----- Records for this exercise -----
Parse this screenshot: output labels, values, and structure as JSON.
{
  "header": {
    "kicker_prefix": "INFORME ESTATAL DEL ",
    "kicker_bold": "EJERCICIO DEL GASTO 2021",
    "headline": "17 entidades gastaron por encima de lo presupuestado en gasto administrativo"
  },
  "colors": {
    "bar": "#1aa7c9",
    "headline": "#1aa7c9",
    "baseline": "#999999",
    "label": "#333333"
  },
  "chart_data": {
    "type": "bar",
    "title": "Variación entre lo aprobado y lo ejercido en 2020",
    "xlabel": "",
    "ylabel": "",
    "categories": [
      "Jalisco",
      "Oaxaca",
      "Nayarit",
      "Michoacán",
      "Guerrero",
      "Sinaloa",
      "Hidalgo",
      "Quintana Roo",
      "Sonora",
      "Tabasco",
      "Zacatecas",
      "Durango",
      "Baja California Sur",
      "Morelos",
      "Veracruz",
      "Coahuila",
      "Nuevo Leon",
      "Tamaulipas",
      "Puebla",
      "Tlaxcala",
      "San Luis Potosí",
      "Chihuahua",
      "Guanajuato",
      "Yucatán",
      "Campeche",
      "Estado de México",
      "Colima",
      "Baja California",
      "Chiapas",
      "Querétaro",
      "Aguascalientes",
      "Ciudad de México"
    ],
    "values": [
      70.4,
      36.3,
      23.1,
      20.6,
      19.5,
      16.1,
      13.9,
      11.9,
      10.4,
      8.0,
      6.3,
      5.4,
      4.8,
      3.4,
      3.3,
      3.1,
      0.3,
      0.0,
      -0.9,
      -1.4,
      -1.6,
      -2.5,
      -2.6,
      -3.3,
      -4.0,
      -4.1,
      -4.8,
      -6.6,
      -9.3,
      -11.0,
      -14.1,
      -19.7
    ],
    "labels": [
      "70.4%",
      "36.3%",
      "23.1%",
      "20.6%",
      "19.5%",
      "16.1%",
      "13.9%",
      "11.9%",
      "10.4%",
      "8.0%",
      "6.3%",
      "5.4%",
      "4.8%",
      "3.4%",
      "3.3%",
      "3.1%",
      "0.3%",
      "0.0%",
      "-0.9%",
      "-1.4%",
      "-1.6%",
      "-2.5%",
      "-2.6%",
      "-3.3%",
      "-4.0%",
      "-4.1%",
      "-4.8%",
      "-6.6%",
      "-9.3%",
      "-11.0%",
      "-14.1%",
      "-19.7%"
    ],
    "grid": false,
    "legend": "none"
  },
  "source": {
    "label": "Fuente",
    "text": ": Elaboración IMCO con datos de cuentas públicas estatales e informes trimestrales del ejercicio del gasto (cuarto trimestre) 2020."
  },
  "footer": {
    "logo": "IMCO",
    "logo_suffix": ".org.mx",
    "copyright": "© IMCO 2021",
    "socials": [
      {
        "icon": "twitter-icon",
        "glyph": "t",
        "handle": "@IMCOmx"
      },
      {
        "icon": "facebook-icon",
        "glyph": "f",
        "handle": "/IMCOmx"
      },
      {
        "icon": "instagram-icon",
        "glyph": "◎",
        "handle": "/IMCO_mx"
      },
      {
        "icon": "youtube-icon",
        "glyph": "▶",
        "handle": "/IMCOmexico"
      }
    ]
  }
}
-----
● Challenge:
Wherever the word "Baja" occurs in a line of the listing, copy that line.

● Result of the exercise:
      "Baja California Sur",
      "Baja California",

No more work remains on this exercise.